• **Set exercise**
Drop all pictures and repeat exactly the lines from the line holding "Output the text content of this document." through the end of the records.

• **Information provided**
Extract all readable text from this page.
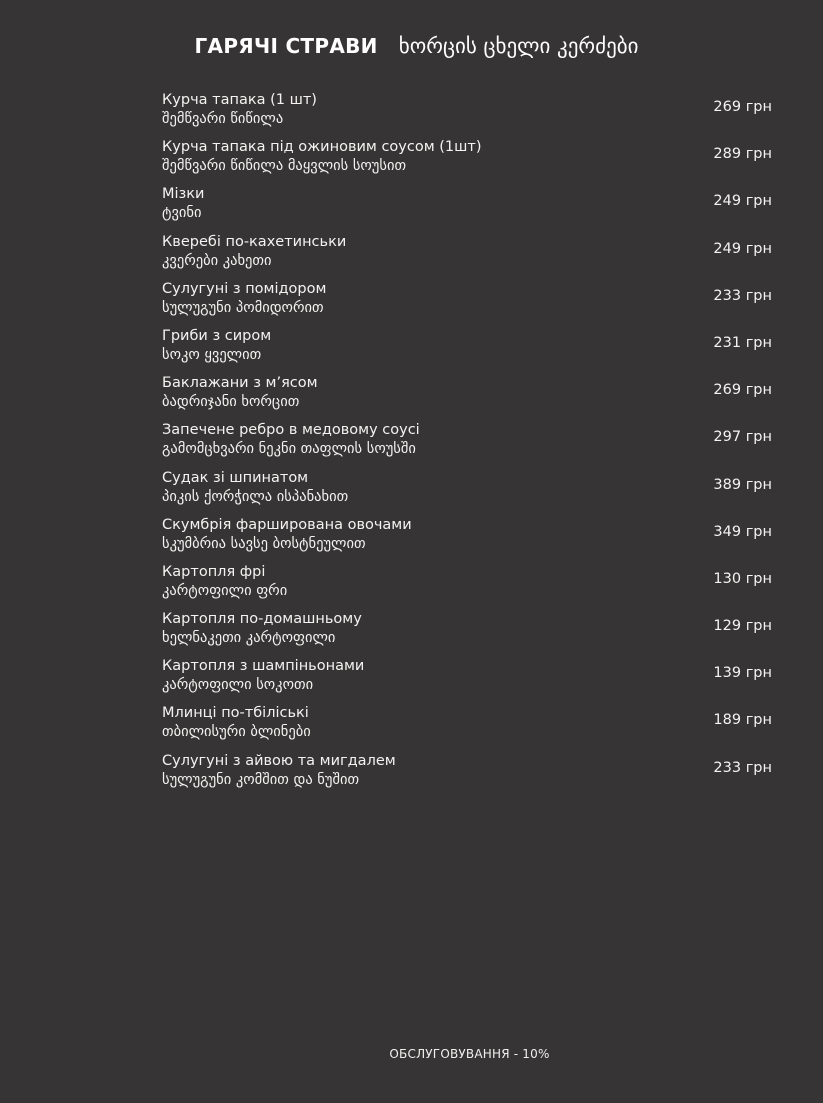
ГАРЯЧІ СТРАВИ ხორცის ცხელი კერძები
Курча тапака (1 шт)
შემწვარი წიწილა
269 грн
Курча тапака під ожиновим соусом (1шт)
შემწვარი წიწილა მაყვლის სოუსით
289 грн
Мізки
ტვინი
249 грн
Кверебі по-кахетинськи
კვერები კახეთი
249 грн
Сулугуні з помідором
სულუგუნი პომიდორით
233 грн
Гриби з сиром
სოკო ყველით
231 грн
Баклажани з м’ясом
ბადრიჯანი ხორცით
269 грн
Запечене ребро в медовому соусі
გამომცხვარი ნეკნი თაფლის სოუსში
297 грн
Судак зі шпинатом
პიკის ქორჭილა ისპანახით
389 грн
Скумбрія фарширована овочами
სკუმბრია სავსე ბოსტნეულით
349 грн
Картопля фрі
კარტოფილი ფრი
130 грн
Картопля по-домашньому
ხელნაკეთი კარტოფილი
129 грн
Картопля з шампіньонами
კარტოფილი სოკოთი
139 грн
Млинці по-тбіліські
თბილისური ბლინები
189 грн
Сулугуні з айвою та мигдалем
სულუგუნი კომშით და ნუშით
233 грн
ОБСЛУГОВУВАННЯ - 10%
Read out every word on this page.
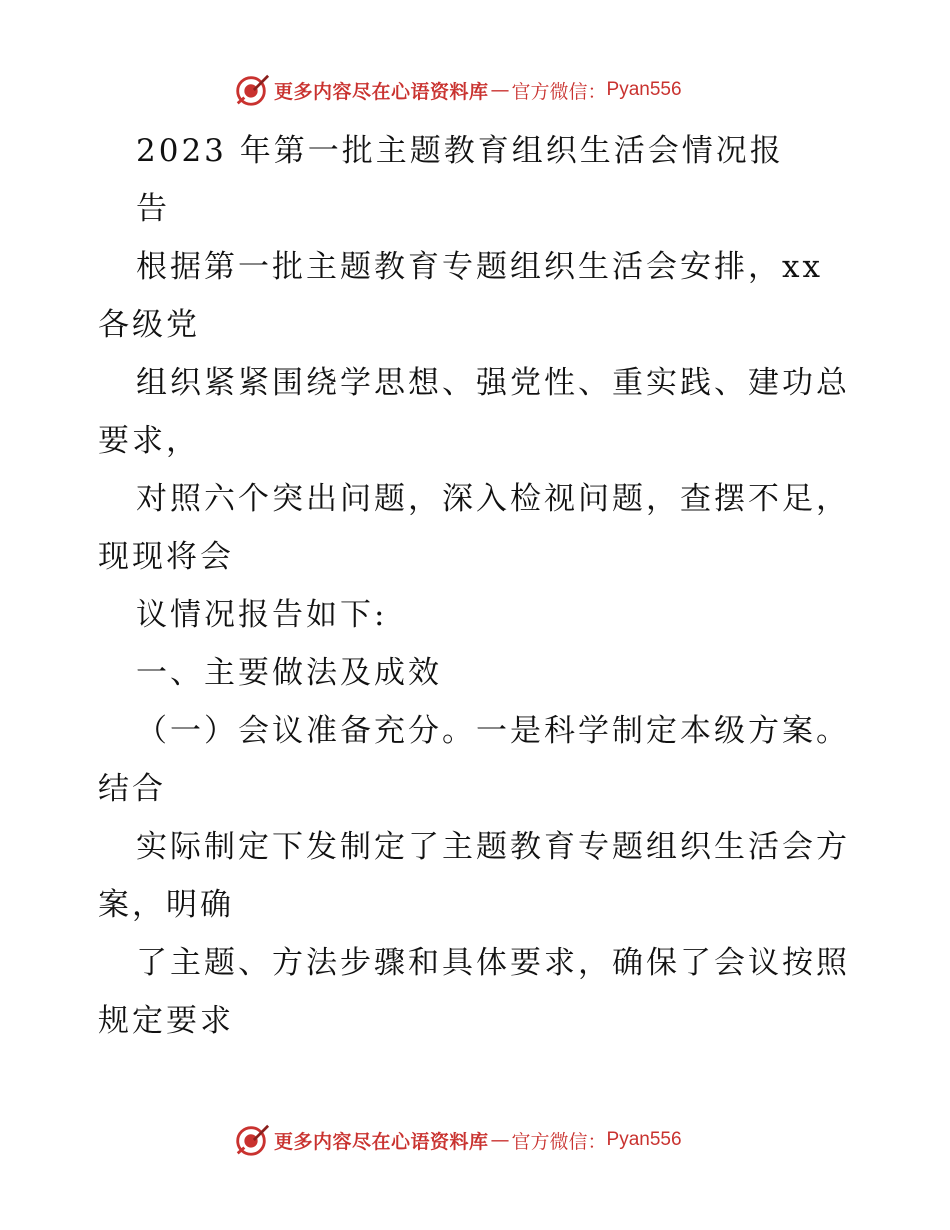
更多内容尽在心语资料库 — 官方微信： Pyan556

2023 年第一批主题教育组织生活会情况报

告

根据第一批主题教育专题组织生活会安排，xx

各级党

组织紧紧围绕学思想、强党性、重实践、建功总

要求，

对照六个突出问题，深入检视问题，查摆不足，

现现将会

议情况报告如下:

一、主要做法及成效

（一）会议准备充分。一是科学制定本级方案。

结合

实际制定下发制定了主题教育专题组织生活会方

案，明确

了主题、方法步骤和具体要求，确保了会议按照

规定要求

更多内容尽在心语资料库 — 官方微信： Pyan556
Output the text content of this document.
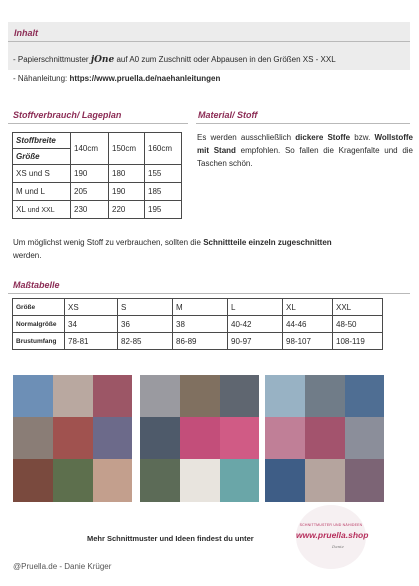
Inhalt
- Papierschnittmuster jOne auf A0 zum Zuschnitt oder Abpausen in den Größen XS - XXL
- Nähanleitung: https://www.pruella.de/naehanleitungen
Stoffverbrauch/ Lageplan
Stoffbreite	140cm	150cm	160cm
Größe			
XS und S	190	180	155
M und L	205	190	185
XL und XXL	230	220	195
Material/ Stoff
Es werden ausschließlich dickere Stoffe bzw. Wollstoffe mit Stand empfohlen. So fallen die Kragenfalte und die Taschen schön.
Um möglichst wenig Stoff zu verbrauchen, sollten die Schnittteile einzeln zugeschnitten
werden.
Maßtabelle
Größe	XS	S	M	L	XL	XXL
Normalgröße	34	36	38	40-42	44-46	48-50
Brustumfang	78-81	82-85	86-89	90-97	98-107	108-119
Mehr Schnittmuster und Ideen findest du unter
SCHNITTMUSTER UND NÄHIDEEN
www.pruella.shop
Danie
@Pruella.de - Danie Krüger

• **Written solution**
Output the text content of this document.
Inhalt
- Papierschnittmuster jOne auf A0 zum Zuschnitt oder Abpausen in den Größen XS - XXL
- Nähanleitung: https://www.pruella.de/naehanleitungen
Stoffverbrauch/ Lageplan
Stoffbreite	140cm	150cm	160cm
Größe			
XS und S	190	180	155
M und L	205	190	185
XL und XXL	230	220	195
Material/ Stoff
Es werden ausschließlich dickere Stoffe bzw. Wollstoffe mit Stand empfohlen. So fallen die Kragenfalte und die Taschen schön.
Um möglichst wenig Stoff zu verbrauchen, sollten die Schnittteile einzeln zugeschnitten
werden.
Maßtabelle
Größe	XS	S	M	L	XL	XXL
Normalgröße	34	36	38	40-42	44-46	48-50
Brustumfang	78-81	82-85	86-89	90-97	98-107	108-119
Mehr Schnittmuster und Ideen findest du unter
SCHNITTMUSTER UND NÄHIDEEN
www.pruella.shop
Danie
@Pruella.de - Danie Krüger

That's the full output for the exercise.